What to do: Sift the listing for lines that hold the string "JSON" and pull them out.

Information supplied:
BEGIN

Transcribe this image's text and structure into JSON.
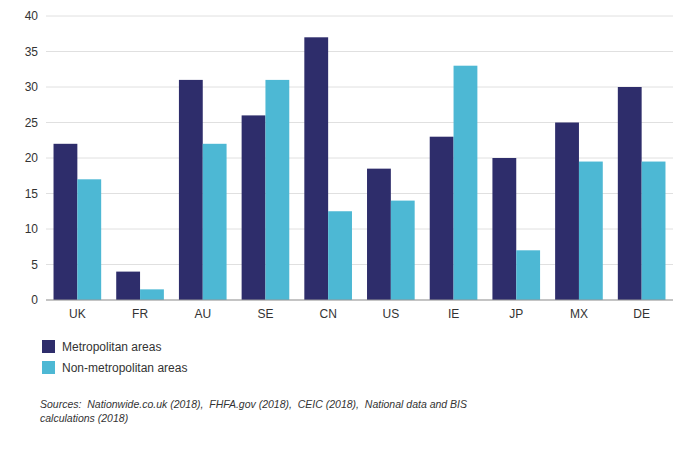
{
  "chart_data": {
    "type": "bar",
    "categories": [
      "UK",
      "FR",
      "AU",
      "SE",
      "CN",
      "US",
      "IE",
      "JP",
      "MX",
      "DE"
    ],
    "series": [
      {
        "name": "Metropolitan areas",
        "color": "#2e2d6b",
        "values": [
          22,
          4,
          31,
          26,
          37,
          18.5,
          23,
          20,
          25,
          30
        ]
      },
      {
        "name": "Non-metropolitan areas",
        "color": "#4db8d4",
        "values": [
          17,
          1.5,
          22,
          31,
          12.5,
          14,
          33,
          7,
          19.5,
          19.5
        ]
      }
    ],
    "ylim": [
      0,
      40
    ],
    "yticks": [
      0,
      5,
      10,
      15,
      20,
      25,
      30,
      35,
      40
    ],
    "grid": true,
    "legend": "bottom-left",
    "annotations": [
      "Sources:  Nationwide.co.uk (2018),  FHFA.gov (2018),  CEIC (2018),  National data and BIS\ncalculations (2018)"
    ]
  }
}
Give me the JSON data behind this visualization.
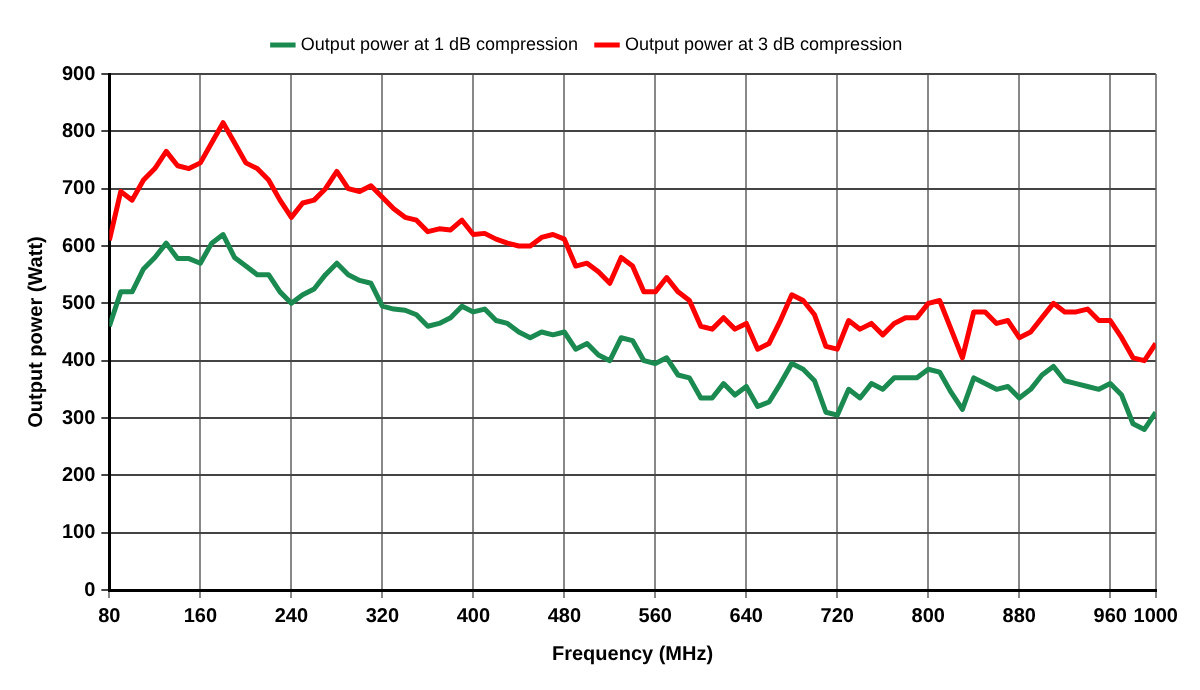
{
  "chart_data": {
    "type": "line",
    "xlabel": "Frequency (MHz)",
    "ylabel": "Output power (Watt)",
    "x": [
      80,
      90,
      100,
      110,
      120,
      130,
      140,
      150,
      160,
      170,
      180,
      190,
      200,
      210,
      220,
      230,
      240,
      250,
      260,
      270,
      280,
      290,
      300,
      310,
      320,
      330,
      340,
      350,
      360,
      370,
      380,
      390,
      400,
      410,
      420,
      430,
      440,
      450,
      460,
      470,
      480,
      490,
      500,
      510,
      520,
      530,
      540,
      550,
      560,
      570,
      580,
      590,
      600,
      610,
      620,
      630,
      640,
      650,
      660,
      670,
      680,
      690,
      700,
      710,
      720,
      730,
      740,
      750,
      760,
      770,
      780,
      790,
      800,
      810,
      820,
      830,
      840,
      850,
      860,
      870,
      880,
      890,
      900,
      910,
      920,
      930,
      940,
      950,
      960,
      970,
      980,
      990,
      1000
    ],
    "series": [
      {
        "name": "Output power at 1 dB compression",
        "color": "#1a8a50",
        "values": [
          460,
          520,
          520,
          560,
          580,
          605,
          578,
          578,
          570,
          605,
          620,
          580,
          565,
          550,
          550,
          520,
          500,
          515,
          525,
          550,
          570,
          550,
          540,
          535,
          495,
          490,
          488,
          480,
          460,
          465,
          475,
          495,
          485,
          490,
          470,
          465,
          450,
          440,
          450,
          445,
          450,
          420,
          430,
          410,
          400,
          440,
          435,
          400,
          395,
          405,
          375,
          370,
          335,
          335,
          360,
          340,
          355,
          320,
          328,
          360,
          395,
          385,
          365,
          310,
          305,
          350,
          335,
          360,
          350,
          370,
          370,
          370,
          385,
          380,
          345,
          315,
          370,
          360,
          350,
          355,
          335,
          350,
          375,
          390,
          365,
          360,
          355,
          350,
          360,
          340,
          290,
          280,
          310
        ]
      },
      {
        "name": "Output power at 3 dB compression",
        "color": "#ff0000",
        "values": [
          610,
          695,
          680,
          715,
          735,
          765,
          740,
          735,
          745,
          780,
          815,
          780,
          745,
          735,
          715,
          680,
          650,
          675,
          680,
          700,
          730,
          700,
          695,
          705,
          685,
          665,
          650,
          645,
          625,
          630,
          628,
          645,
          620,
          622,
          612,
          605,
          600,
          600,
          615,
          620,
          612,
          565,
          570,
          555,
          535,
          580,
          565,
          520,
          520,
          545,
          520,
          505,
          460,
          455,
          475,
          455,
          465,
          420,
          430,
          470,
          515,
          505,
          480,
          425,
          420,
          470,
          455,
          465,
          445,
          465,
          475,
          475,
          500,
          505,
          455,
          405,
          485,
          485,
          465,
          470,
          440,
          450,
          475,
          500,
          485,
          485,
          490,
          470,
          470,
          440,
          405,
          400,
          430
        ]
      }
    ],
    "xlim": [
      80,
      1000
    ],
    "xticks": [
      80,
      160,
      240,
      320,
      400,
      480,
      560,
      640,
      720,
      800,
      880,
      960,
      1000
    ],
    "ylim": [
      0,
      900
    ],
    "yticks": [
      0,
      100,
      200,
      300,
      400,
      500,
      600,
      700,
      800,
      900
    ],
    "grid": true,
    "legend": "top",
    "marker": "none",
    "line_style": "solid"
  }
}
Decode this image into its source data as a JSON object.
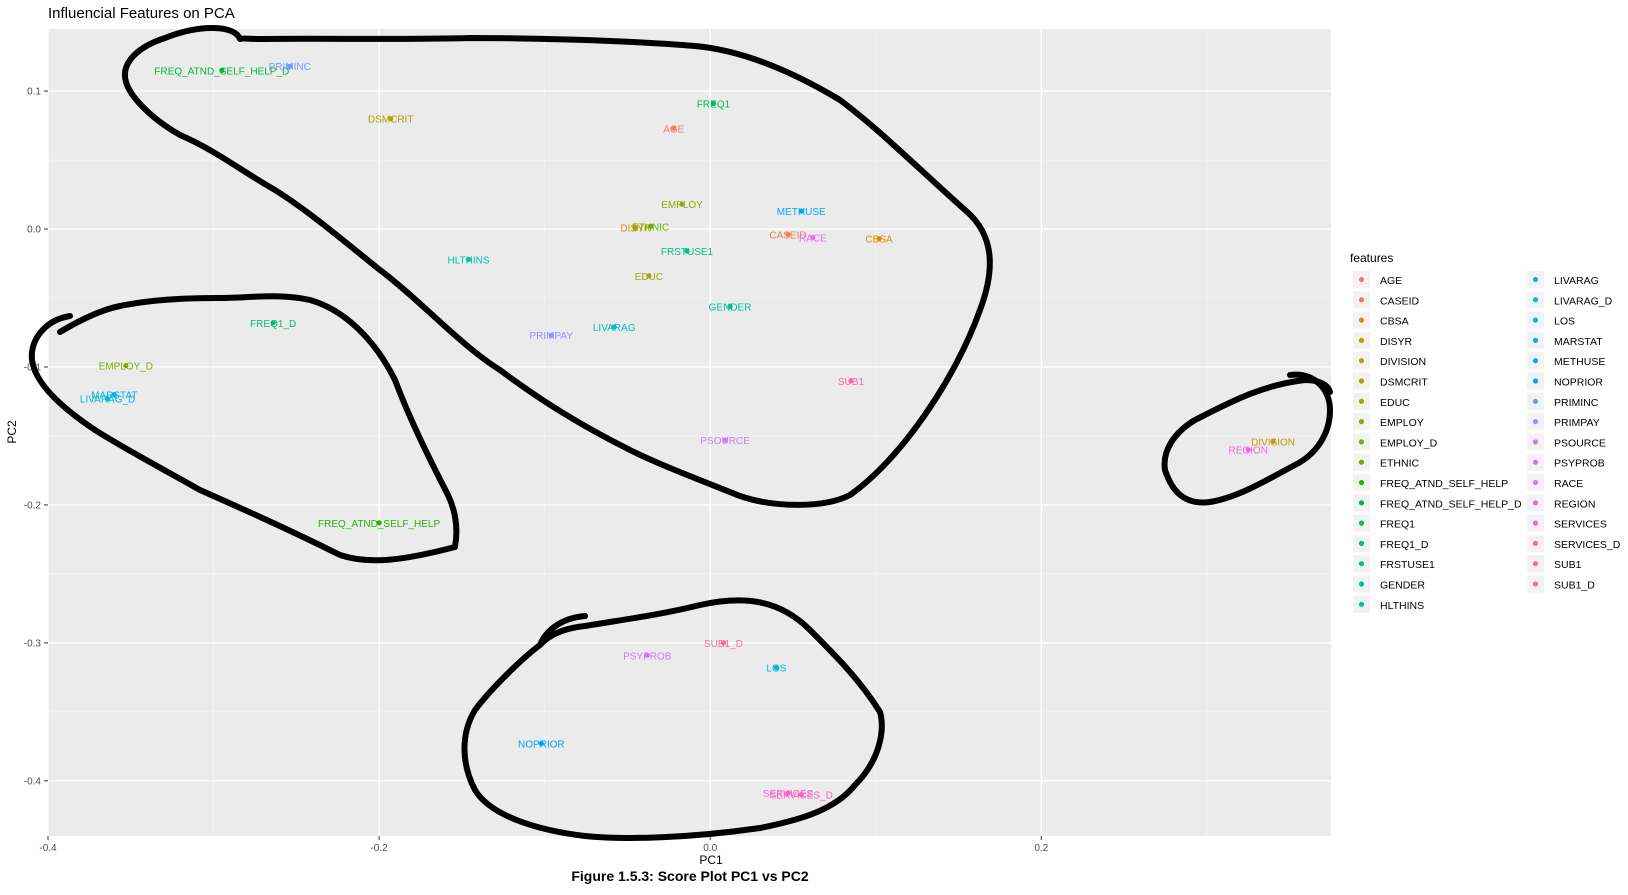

END

Problem solution:
Transcribe this image's text and structure into JSON.
Give me the JSON data behind this visualization.
Decode this image into its source data as a JSON object.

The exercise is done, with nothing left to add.